**TASK PROMPT:** Report, word for word, every line of the material that contains "cycles".

BEGIN DATA TO PROCESS

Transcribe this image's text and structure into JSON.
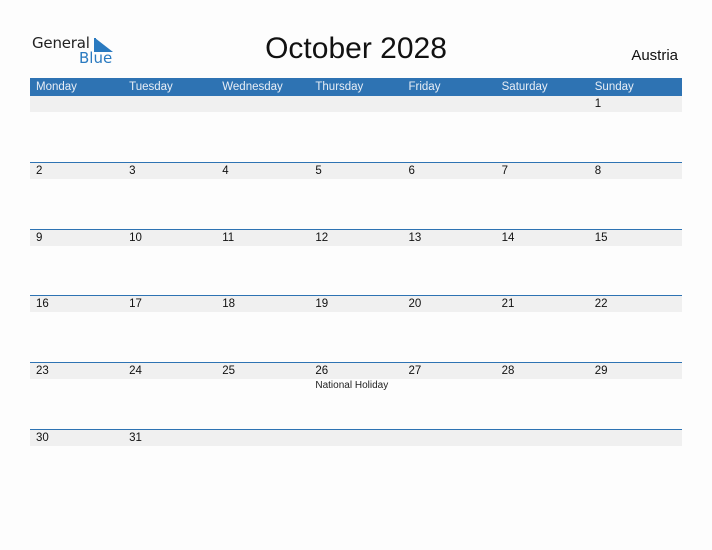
{
  "logo": {
    "word1": "General",
    "word2": "Blue"
  },
  "title": "October 2028",
  "country": "Austria",
  "colors": {
    "header_bg": "#2e73b3",
    "band_bg": "#f0f0f0",
    "logo_blue": "#2a7ac0"
  },
  "weekdays": [
    "Monday",
    "Tuesday",
    "Wednesday",
    "Thursday",
    "Friday",
    "Saturday",
    "Sunday"
  ],
  "weeks": [
    [
      {
        "day": "",
        "note": ""
      },
      {
        "day": "",
        "note": ""
      },
      {
        "day": "",
        "note": ""
      },
      {
        "day": "",
        "note": ""
      },
      {
        "day": "",
        "note": ""
      },
      {
        "day": "",
        "note": ""
      },
      {
        "day": "1",
        "note": ""
      }
    ],
    [
      {
        "day": "2",
        "note": ""
      },
      {
        "day": "3",
        "note": ""
      },
      {
        "day": "4",
        "note": ""
      },
      {
        "day": "5",
        "note": ""
      },
      {
        "day": "6",
        "note": ""
      },
      {
        "day": "7",
        "note": ""
      },
      {
        "day": "8",
        "note": ""
      }
    ],
    [
      {
        "day": "9",
        "note": ""
      },
      {
        "day": "10",
        "note": ""
      },
      {
        "day": "11",
        "note": ""
      },
      {
        "day": "12",
        "note": ""
      },
      {
        "day": "13",
        "note": ""
      },
      {
        "day": "14",
        "note": ""
      },
      {
        "day": "15",
        "note": ""
      }
    ],
    [
      {
        "day": "16",
        "note": ""
      },
      {
        "day": "17",
        "note": ""
      },
      {
        "day": "18",
        "note": ""
      },
      {
        "day": "19",
        "note": ""
      },
      {
        "day": "20",
        "note": ""
      },
      {
        "day": "21",
        "note": ""
      },
      {
        "day": "22",
        "note": ""
      }
    ],
    [
      {
        "day": "23",
        "note": ""
      },
      {
        "day": "24",
        "note": ""
      },
      {
        "day": "25",
        "note": ""
      },
      {
        "day": "26",
        "note": "National Holiday"
      },
      {
        "day": "27",
        "note": ""
      },
      {
        "day": "28",
        "note": ""
      },
      {
        "day": "29",
        "note": ""
      }
    ],
    [
      {
        "day": "30",
        "note": ""
      },
      {
        "day": "31",
        "note": ""
      },
      {
        "day": "",
        "note": ""
      },
      {
        "day": "",
        "note": ""
      },
      {
        "day": "",
        "note": ""
      },
      {
        "day": "",
        "note": ""
      },
      {
        "day": "",
        "note": ""
      }
    ]
  ]
}
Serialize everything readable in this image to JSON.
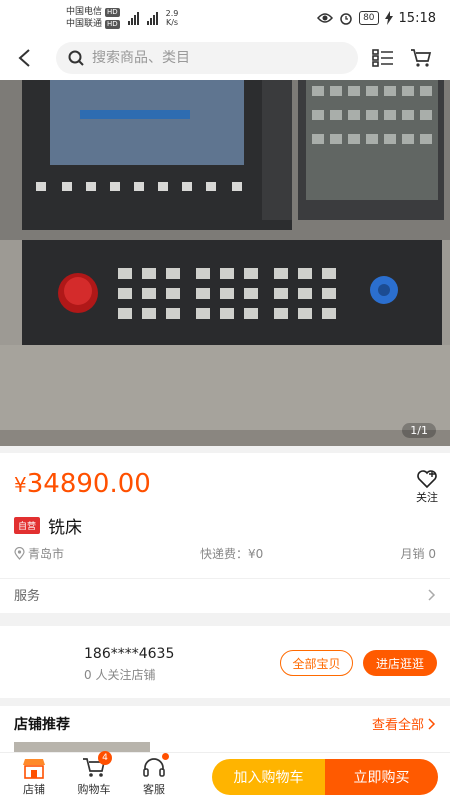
{
  "status_bar": {
    "carrier1": "中国电信",
    "carrier2": "中国联通",
    "hd": "HD",
    "net_speed_value": "2.9",
    "net_speed_unit": "K/s",
    "battery": "80",
    "time": "15:18",
    "icons": [
      "eye-icon",
      "alarm-icon",
      "charging-icon"
    ]
  },
  "nav": {
    "search_placeholder": "搜索商品、类目",
    "icons": [
      "back-icon",
      "search-icon",
      "menu-icon",
      "cart-icon"
    ]
  },
  "gallery": {
    "pager": "1/1"
  },
  "product": {
    "currency": "¥",
    "price": "34890.00",
    "follow_label": "关注",
    "badge": "自营",
    "title": "铣床",
    "location": "青岛市",
    "shipping": "快递费：¥0",
    "sales": "月销 0",
    "service_label": "服务"
  },
  "shop": {
    "phone": "186****4635",
    "fans": "0 人关注店铺",
    "all_items_label": "全部宝贝",
    "enter_shop_label": "进店逛逛"
  },
  "recommend": {
    "title": "店铺推荐",
    "view_all": "查看全部"
  },
  "bottom_bar": {
    "shop_label": "店铺",
    "cart_label": "购物车",
    "cart_count": "4",
    "service_label": "客服",
    "add_cart_label": "加入购物车",
    "buy_now_label": "立即购买"
  },
  "colors": {
    "accent": "#ff5000",
    "add_cart": "#ffb400",
    "buy_now": "#ff5a00"
  }
}
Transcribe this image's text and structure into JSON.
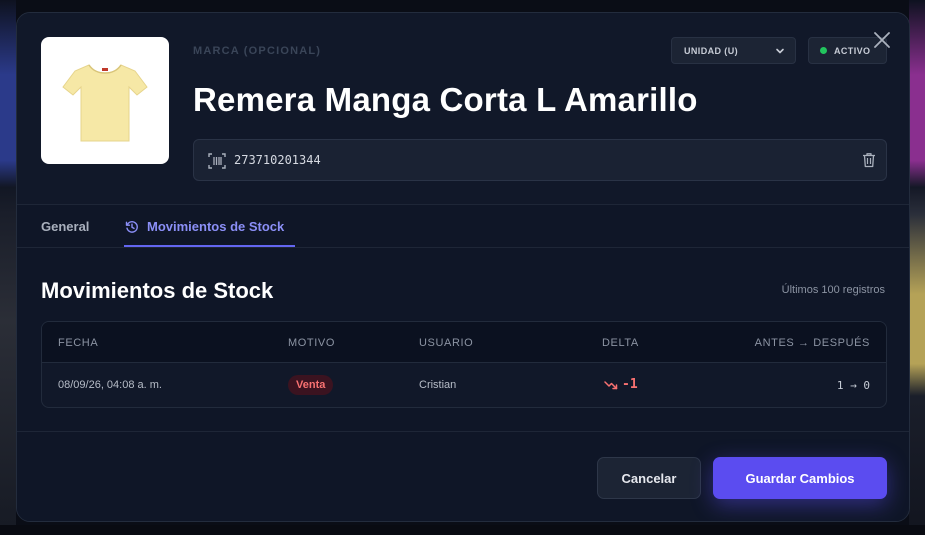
{
  "header": {
    "brand_placeholder": "MARCA (OPCIONAL)",
    "product_name": "Remera Manga Corta L Amarillo",
    "unit_select": {
      "selected": "UNIDAD (U)"
    },
    "status": {
      "label": "ACTIVO",
      "color": "#22c55e"
    },
    "barcode": "273710201344",
    "product_image_color": "#f6e8a6"
  },
  "tabs": [
    {
      "label": "General",
      "active": false
    },
    {
      "label": "Movimientos de Stock",
      "active": true
    }
  ],
  "section": {
    "title": "Movimientos de Stock",
    "note": "Últimos 100 registros"
  },
  "table": {
    "columns": [
      "FECHA",
      "MOTIVO",
      "USUARIO",
      "DELTA",
      "ANTES → DESPUÉS"
    ],
    "rows": [
      {
        "fecha": "08/09/26, 04:08 a. m.",
        "motivo": "Venta",
        "usuario": "Cristian",
        "delta": "-1",
        "antes_despues": "1 → 0"
      }
    ]
  },
  "footer": {
    "cancel_label": "Cancelar",
    "save_label": "Guardar Cambios"
  },
  "colors": {
    "accent": "#6366f1",
    "save_button": "#5b4cf0",
    "negative": "#f87171"
  }
}
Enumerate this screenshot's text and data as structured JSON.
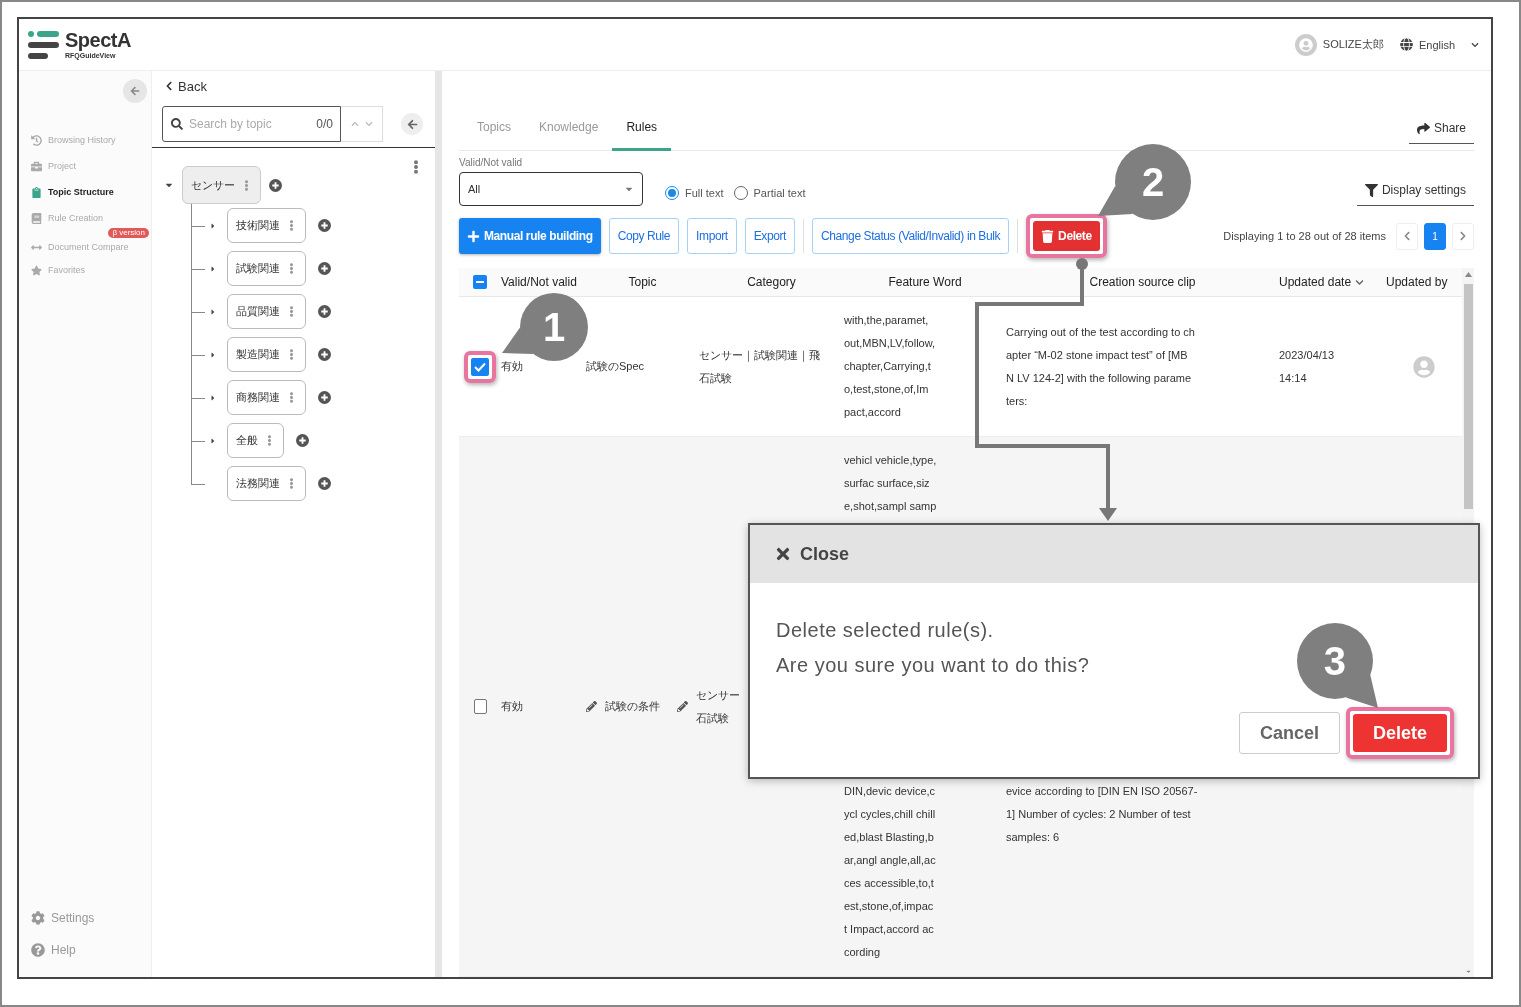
{
  "app": {
    "name": "SpectA",
    "subtitle": "RFQGuideView"
  },
  "user": {
    "name": "SOLIZE太郎"
  },
  "language": "English",
  "nav": {
    "items": [
      {
        "label": "Browsing History",
        "selected": false
      },
      {
        "label": "Project",
        "selected": false
      },
      {
        "label": "Topic Structure",
        "selected": true
      },
      {
        "label": "Rule Creation",
        "selected": false
      },
      {
        "label": "Document Compare",
        "selected": false,
        "badge": "β version"
      },
      {
        "label": "Favorites",
        "selected": false
      }
    ],
    "footer": [
      {
        "label": "Settings"
      },
      {
        "label": "Help"
      }
    ]
  },
  "tree_panel": {
    "back": "Back",
    "search": {
      "placeholder": "Search by topic",
      "count": "0/0"
    },
    "tree": {
      "label": "センサー",
      "expanded": true,
      "children": [
        {
          "label": "技術関連",
          "kind": "branch"
        },
        {
          "label": "試験関連",
          "kind": "branch"
        },
        {
          "label": "品質関連",
          "kind": "branch"
        },
        {
          "label": "製造関連",
          "kind": "branch"
        },
        {
          "label": "商務関連",
          "kind": "branch"
        },
        {
          "label": "全般",
          "kind": "branch"
        },
        {
          "label": "法務関連",
          "kind": "leaf"
        }
      ]
    }
  },
  "tabs": [
    {
      "label": "Topics",
      "selected": false
    },
    {
      "label": "Knowledge",
      "selected": false
    },
    {
      "label": "Rules",
      "selected": true
    }
  ],
  "share": "Share",
  "filter": {
    "label": "Valid/Not valid",
    "value": "All"
  },
  "match_modes": [
    {
      "label": "Full text",
      "selected": true
    },
    {
      "label": "Partial text",
      "selected": false
    }
  ],
  "display_settings": "Display settings",
  "toolbar": [
    [
      {
        "label": "Manual rule building",
        "kind": "primary",
        "highlighted": false
      },
      {
        "label": "Copy Rule",
        "kind": "outline",
        "highlighted": false
      },
      {
        "label": "Import",
        "kind": "outline",
        "highlighted": false
      },
      {
        "label": "Export",
        "kind": "outline",
        "highlighted": false
      }
    ],
    [
      {
        "label": "Change Status (Valid/Invalid) in Bulk",
        "kind": "outline",
        "highlighted": false
      }
    ],
    [
      {
        "label": "Delete",
        "kind": "danger",
        "highlighted": true,
        "callout": "2"
      }
    ]
  ],
  "pagination": {
    "summary": "Displaying 1 to 28 out of 28 items",
    "pages": [
      {
        "label": "1",
        "selected": true
      }
    ]
  },
  "table": {
    "select_all_indeterminate": true,
    "columns": [
      {
        "label": "Valid/Not valid",
        "sorted": false
      },
      {
        "label": "Topic",
        "sorted": false
      },
      {
        "label": "Category",
        "sorted": false
      },
      {
        "label": "Feature Word",
        "sorted": false
      },
      {
        "label": "Creation source clip",
        "sorted": false
      },
      {
        "label": "Updated date",
        "sorted": true
      },
      {
        "label": "Updated by",
        "sorted": false
      }
    ],
    "rows": [
      {
        "checked": true,
        "highlighted": true,
        "callout": "1",
        "hovered": false,
        "valid": "有効",
        "topic": "試験のSpec",
        "category": [
          "センサー｜試験関連｜飛",
          "石試験"
        ],
        "feature_word": [
          "with,the,paramet,",
          "out,MBN,LV,follow,",
          "chapter,Carrying,t",
          "o,test,stone,of,Im",
          "pact,accord"
        ],
        "creation_clip": [
          "Carrying out of the test according to ch",
          "apter “M-02 stone impact test” of [MB",
          "N LV 124-2] with the following parame",
          "ters:"
        ],
        "updated_date": "2023/04/13 14:14"
      },
      {
        "checked": false,
        "highlighted": false,
        "hovered": true,
        "valid": "有効",
        "topic": "試験の条件",
        "category": [
          "センサー",
          "石試験"
        ],
        "feature_word_above": [
          "vehicl vehicle,type,",
          "surfac surface,siz",
          "e,shot,sampl samp"
        ],
        "feature_word_below": [
          "DIN,devic device,c",
          "ycl cycles,chill chill",
          "ed,blast Blasting,b",
          "ar,angl angle,all,ac",
          "ces accessible,to,t",
          "est,stone,of,impac",
          "t Impact,accord ac",
          "cording"
        ],
        "creation_clip_below": [
          "evice according to [DIN EN ISO 20567-",
          "1] Number of cycles: 2 Number of test",
          "samples: 6"
        ]
      }
    ]
  },
  "dialog": {
    "close": "Close",
    "message": [
      "Delete selected rule(s).",
      "Are you sure you want to do this?"
    ],
    "buttons": [
      {
        "label": "Cancel",
        "kind": "secondary",
        "highlighted": false
      },
      {
        "label": "Delete",
        "kind": "danger",
        "highlighted": true,
        "callout": "3"
      }
    ]
  }
}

END DATA TO PROCESS

**FINAL ANSWER:**
          "ycl cycles,chill chill",
          "1] Number of cycles: 2 Number of test",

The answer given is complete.